## Work required:
Read the lines that follow and pick out every one containing the word "data".

** BEGIN Entries supplied **

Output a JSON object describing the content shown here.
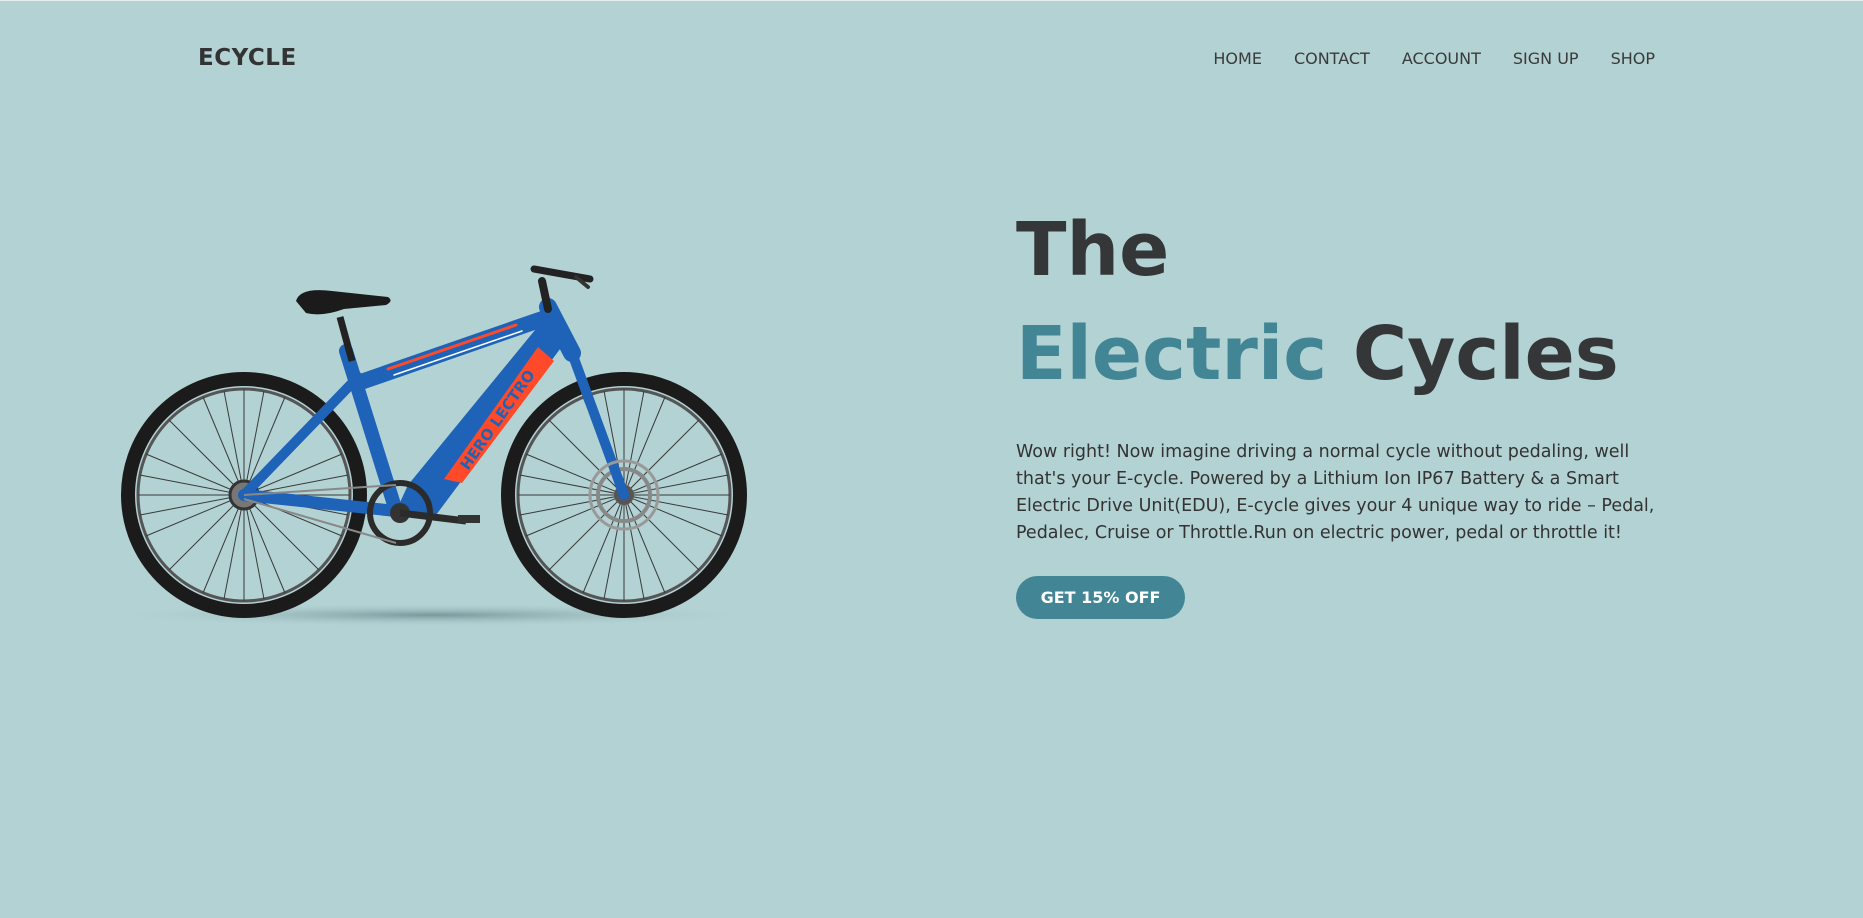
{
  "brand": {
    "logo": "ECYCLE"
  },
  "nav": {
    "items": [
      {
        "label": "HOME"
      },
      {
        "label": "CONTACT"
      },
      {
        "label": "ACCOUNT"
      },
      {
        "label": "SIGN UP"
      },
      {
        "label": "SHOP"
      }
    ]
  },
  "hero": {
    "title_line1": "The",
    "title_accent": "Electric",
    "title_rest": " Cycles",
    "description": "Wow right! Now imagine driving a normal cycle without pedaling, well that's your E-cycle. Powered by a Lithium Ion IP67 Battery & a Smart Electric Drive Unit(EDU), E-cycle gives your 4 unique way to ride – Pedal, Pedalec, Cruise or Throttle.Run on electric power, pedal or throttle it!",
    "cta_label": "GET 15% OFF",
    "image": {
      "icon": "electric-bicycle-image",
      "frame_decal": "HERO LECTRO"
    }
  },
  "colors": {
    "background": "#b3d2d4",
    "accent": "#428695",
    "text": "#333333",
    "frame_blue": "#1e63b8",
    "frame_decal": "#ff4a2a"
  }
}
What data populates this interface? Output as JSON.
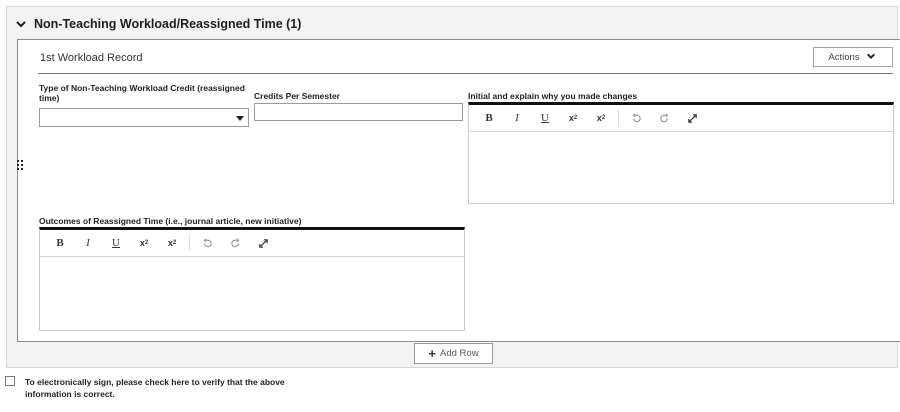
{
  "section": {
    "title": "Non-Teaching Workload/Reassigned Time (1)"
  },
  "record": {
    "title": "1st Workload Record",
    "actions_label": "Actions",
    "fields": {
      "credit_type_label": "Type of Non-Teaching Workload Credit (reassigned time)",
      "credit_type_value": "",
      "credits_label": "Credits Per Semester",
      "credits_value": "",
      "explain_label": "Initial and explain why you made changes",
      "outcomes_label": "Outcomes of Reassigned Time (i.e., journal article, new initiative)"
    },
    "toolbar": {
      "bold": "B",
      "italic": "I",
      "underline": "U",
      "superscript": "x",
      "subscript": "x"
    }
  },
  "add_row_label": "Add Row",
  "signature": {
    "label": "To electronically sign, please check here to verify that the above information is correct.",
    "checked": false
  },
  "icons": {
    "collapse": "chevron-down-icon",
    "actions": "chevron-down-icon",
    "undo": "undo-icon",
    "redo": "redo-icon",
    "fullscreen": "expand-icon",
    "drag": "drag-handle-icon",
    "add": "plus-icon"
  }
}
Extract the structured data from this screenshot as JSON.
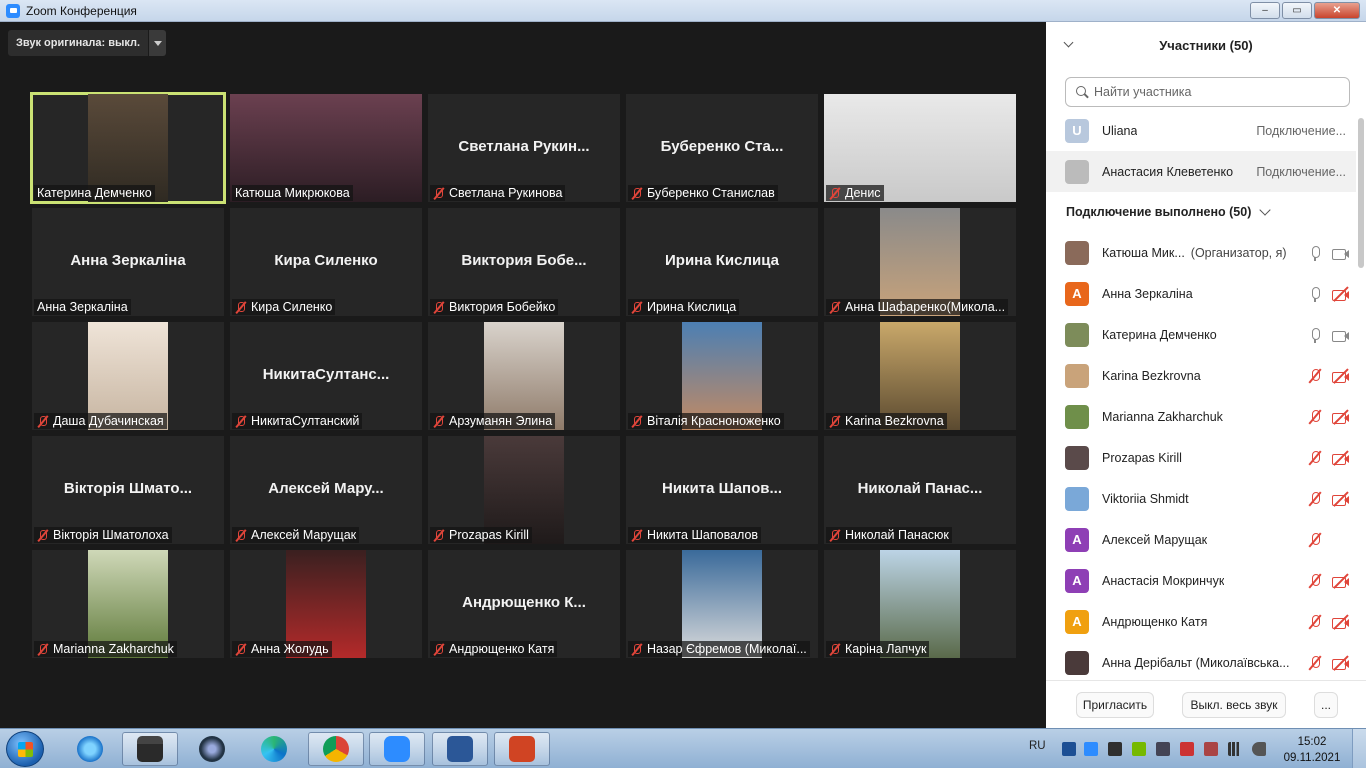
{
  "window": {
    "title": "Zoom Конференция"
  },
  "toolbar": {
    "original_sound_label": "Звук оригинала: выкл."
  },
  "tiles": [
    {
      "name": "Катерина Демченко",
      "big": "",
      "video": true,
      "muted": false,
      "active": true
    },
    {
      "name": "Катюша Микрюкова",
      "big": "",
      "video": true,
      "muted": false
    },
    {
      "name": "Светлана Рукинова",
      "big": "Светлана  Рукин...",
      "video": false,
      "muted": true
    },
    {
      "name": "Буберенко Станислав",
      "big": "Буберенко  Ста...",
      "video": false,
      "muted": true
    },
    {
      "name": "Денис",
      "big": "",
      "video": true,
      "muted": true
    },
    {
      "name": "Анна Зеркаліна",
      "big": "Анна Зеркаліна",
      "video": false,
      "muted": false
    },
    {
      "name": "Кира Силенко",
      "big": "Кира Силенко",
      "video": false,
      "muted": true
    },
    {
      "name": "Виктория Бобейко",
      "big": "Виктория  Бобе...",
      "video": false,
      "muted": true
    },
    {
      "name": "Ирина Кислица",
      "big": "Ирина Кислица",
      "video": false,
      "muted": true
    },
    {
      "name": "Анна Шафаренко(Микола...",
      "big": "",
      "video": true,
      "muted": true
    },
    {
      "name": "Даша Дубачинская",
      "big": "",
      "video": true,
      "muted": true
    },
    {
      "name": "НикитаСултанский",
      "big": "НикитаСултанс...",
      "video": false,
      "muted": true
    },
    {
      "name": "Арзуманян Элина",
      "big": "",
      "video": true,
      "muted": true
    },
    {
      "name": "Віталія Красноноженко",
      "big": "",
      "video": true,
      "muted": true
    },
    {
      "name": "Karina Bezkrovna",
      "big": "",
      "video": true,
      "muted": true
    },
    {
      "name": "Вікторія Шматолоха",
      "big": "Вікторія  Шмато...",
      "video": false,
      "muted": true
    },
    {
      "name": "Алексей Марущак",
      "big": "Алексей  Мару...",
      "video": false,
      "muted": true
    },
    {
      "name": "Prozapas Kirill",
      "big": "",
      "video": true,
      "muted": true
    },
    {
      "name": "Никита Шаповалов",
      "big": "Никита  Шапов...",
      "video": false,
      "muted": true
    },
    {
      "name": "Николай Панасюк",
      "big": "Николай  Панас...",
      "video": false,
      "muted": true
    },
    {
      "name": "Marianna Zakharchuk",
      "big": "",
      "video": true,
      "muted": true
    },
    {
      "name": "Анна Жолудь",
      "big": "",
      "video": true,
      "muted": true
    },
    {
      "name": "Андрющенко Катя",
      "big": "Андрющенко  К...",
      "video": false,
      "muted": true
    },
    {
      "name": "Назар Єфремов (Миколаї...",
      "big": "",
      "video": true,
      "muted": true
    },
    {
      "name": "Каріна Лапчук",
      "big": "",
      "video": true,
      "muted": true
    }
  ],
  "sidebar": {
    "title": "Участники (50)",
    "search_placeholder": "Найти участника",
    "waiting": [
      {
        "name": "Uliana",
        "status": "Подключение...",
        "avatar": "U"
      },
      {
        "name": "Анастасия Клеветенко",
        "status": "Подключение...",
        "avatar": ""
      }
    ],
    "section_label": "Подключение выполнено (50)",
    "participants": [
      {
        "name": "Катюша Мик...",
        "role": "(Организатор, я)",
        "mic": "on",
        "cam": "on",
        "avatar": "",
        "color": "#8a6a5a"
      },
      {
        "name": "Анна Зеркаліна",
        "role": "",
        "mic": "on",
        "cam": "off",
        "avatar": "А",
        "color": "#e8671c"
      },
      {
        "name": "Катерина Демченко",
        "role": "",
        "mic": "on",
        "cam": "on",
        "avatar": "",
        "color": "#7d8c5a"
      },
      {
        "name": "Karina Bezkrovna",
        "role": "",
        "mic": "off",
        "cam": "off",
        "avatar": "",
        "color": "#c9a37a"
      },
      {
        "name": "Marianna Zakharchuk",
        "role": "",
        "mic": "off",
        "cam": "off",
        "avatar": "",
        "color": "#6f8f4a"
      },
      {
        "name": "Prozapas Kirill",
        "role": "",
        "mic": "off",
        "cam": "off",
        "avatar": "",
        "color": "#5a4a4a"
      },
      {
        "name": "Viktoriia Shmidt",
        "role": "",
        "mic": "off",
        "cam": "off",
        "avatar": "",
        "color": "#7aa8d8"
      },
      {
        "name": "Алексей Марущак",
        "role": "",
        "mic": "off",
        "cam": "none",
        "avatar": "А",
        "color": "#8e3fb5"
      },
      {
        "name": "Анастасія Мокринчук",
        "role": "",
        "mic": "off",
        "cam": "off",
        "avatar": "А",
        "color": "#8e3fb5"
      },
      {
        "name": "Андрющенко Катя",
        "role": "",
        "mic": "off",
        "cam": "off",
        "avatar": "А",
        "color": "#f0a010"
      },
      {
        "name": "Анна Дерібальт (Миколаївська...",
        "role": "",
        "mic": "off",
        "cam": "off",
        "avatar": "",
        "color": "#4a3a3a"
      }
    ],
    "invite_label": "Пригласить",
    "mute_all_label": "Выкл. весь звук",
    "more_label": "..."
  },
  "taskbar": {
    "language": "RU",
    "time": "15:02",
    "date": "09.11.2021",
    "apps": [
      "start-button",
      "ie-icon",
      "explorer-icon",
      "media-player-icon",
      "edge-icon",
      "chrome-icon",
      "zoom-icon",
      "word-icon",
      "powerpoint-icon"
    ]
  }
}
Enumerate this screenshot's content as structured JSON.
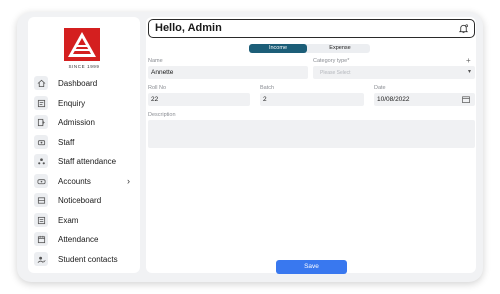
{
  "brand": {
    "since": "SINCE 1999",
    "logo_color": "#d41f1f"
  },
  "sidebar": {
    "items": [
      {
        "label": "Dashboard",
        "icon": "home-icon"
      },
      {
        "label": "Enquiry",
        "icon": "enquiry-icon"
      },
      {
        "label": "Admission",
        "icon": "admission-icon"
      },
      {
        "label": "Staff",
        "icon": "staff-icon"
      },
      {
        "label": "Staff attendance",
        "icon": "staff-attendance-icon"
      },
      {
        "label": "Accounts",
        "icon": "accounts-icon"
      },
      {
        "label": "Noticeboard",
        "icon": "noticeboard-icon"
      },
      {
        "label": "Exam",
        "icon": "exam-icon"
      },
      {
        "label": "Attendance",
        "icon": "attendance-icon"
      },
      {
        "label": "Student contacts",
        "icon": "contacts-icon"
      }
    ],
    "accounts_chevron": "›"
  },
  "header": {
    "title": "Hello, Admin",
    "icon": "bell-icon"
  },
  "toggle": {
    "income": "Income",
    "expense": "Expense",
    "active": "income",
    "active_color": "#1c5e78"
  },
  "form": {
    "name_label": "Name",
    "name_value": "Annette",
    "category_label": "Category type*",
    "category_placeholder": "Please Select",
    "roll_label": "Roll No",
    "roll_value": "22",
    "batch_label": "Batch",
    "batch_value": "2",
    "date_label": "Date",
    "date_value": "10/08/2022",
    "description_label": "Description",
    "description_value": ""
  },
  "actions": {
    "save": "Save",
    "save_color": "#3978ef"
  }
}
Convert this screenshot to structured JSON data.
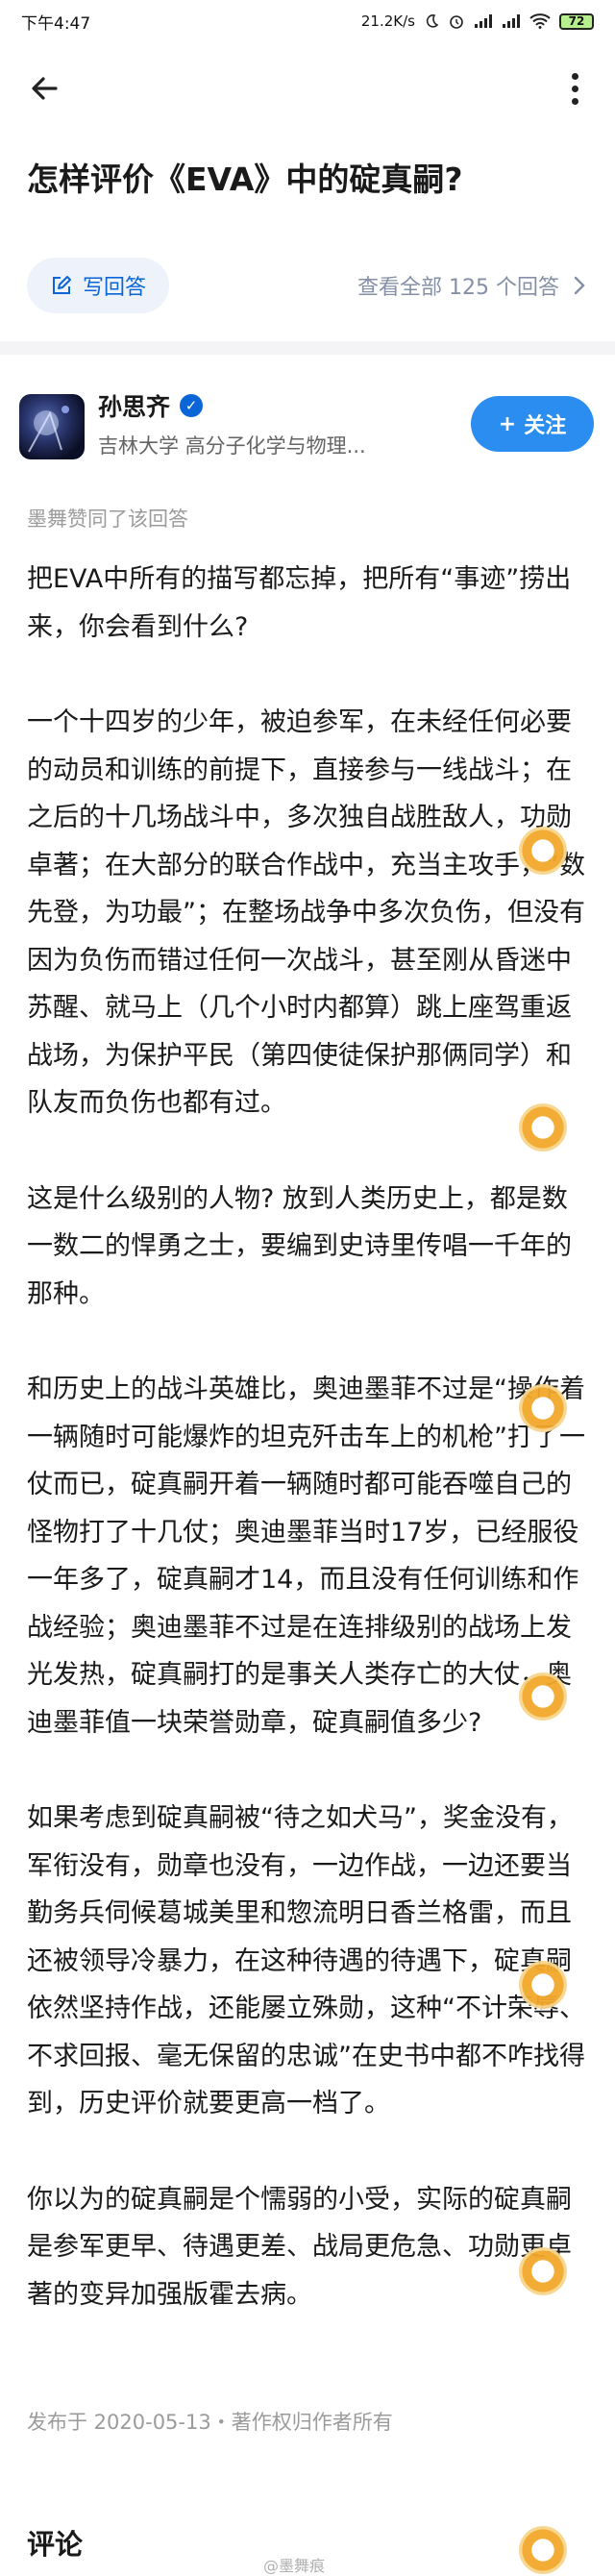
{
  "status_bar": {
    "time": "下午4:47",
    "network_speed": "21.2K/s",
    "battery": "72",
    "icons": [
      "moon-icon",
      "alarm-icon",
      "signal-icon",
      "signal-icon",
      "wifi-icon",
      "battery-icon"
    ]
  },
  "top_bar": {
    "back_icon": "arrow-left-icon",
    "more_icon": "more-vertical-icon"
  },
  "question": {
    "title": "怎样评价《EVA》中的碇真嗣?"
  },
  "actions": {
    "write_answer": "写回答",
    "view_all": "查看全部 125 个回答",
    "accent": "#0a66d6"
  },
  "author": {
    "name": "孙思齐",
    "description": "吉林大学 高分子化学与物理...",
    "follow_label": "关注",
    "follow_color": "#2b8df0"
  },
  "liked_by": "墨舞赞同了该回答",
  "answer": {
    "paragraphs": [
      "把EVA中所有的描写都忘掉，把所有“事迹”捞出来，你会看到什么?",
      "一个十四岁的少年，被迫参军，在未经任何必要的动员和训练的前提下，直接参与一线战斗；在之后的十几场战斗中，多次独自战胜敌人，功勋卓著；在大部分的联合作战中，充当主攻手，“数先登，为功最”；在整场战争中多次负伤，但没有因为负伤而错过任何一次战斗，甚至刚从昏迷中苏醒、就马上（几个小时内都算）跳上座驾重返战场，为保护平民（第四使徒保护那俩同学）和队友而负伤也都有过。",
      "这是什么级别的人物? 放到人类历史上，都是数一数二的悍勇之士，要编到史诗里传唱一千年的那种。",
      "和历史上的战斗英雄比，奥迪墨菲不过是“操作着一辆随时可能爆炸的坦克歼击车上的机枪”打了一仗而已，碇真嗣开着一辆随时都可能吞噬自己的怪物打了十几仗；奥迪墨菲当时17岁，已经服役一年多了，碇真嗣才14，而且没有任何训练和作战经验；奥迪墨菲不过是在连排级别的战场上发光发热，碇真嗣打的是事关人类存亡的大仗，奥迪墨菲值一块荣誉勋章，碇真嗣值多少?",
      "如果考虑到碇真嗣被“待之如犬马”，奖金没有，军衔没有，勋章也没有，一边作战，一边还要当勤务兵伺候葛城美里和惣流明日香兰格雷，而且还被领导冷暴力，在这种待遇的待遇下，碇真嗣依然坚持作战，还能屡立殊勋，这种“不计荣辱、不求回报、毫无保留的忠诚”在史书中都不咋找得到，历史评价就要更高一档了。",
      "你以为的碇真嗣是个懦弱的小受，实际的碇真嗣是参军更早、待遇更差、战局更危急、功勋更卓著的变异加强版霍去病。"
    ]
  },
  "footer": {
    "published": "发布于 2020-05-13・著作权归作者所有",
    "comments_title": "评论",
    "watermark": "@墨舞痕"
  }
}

** END Entries supplied **

## Result for this exercise:
What data populates this interface? Output as JSON.
Extract the structured data from this screenshot as JSON.
Convert this screenshot to structured JSON data.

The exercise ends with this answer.